▶ **The task**
Each entry below should be reproduced character for character.

▶ **Records supplied**

>> Start

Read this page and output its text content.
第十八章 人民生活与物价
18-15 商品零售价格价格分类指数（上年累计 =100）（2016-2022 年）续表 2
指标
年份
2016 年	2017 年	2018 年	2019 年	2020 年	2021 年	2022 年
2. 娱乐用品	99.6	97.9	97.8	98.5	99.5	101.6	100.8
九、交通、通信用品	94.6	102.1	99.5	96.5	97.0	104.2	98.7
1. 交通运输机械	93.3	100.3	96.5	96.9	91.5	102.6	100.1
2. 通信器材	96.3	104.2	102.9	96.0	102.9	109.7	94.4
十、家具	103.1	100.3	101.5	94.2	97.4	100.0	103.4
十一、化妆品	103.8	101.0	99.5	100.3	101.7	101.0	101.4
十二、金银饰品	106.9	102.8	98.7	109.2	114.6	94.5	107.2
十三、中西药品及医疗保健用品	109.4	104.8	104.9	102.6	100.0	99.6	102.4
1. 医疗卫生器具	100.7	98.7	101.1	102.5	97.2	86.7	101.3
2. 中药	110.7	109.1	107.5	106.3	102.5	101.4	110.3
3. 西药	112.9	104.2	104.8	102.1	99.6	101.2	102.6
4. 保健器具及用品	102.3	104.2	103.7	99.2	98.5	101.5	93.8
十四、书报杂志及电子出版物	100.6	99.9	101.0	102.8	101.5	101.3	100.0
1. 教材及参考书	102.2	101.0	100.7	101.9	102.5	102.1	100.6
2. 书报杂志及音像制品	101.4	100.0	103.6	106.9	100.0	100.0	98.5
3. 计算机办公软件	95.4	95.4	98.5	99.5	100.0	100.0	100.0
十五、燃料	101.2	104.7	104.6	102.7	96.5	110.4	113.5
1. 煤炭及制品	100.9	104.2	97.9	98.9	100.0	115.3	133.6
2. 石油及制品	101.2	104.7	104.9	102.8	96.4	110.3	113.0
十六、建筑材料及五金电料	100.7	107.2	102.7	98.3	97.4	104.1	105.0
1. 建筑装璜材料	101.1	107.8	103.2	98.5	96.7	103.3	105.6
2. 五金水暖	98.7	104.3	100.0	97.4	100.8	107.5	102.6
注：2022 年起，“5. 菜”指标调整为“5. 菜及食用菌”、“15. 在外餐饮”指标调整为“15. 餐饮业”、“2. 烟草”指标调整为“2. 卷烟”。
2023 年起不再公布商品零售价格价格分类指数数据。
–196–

>> End

▶ **Answer to the problem**
Read this page and output its text content.
第十八章 人民生活与物价
18-15 商品零售价格价格分类指数（上年累计 =100）（2016-2022 年）续表 2
指标
年份
2016 年	2017 年	2018 年	2019 年	2020 年	2021 年	2022 年
2. 娱乐用品	99.6	97.9	97.8	98.5	99.5	101.6	100.8
九、交通、通信用品	94.6	102.1	99.5	96.5	97.0	104.2	98.7
1. 交通运输机械	93.3	100.3	96.5	96.9	91.5	102.6	100.1
2. 通信器材	96.3	104.2	102.9	96.0	102.9	109.7	94.4
十、家具	103.1	100.3	101.5	94.2	97.4	100.0	103.4
十一、化妆品	103.8	101.0	99.5	100.3	101.7	101.0	101.4
十二、金银饰品	106.9	102.8	98.7	109.2	114.6	94.5	107.2
十三、中西药品及医疗保健用品	109.4	104.8	104.9	102.6	100.0	99.6	102.4
1. 医疗卫生器具	100.7	98.7	101.1	102.5	97.2	86.7	101.3
2. 中药	110.7	109.1	107.5	106.3	102.5	101.4	110.3
3. 西药	112.9	104.2	104.8	102.1	99.6	101.2	102.6
4. 保健器具及用品	102.3	104.2	103.7	99.2	98.5	101.5	93.8
十四、书报杂志及电子出版物	100.6	99.9	101.0	102.8	101.5	101.3	100.0
1. 教材及参考书	102.2	101.0	100.7	101.9	102.5	102.1	100.6
2. 书报杂志及音像制品	101.4	100.0	103.6	106.9	100.0	100.0	98.5
3. 计算机办公软件	95.4	95.4	98.5	99.5	100.0	100.0	100.0
十五、燃料	101.2	104.7	104.6	102.7	96.5	110.4	113.5
1. 煤炭及制品	100.9	104.2	97.9	98.9	100.0	115.3	133.6
2. 石油及制品	101.2	104.7	104.9	102.8	96.4	110.3	113.0
十六、建筑材料及五金电料	100.7	107.2	102.7	98.3	97.4	104.1	105.0
1. 建筑装璜材料	101.1	107.8	103.2	98.5	96.7	103.3	105.6
2. 五金水暖	98.7	104.3	100.0	97.4	100.8	107.5	102.6
注：2022 年起，“5. 菜”指标调整为“5. 菜及食用菌”、“15. 在外餐饮”指标调整为“15. 餐饮业”、“2. 烟草”指标调整为“2. 卷烟”。
2023 年起不再公布商品零售价格价格分类指数数据。
–196–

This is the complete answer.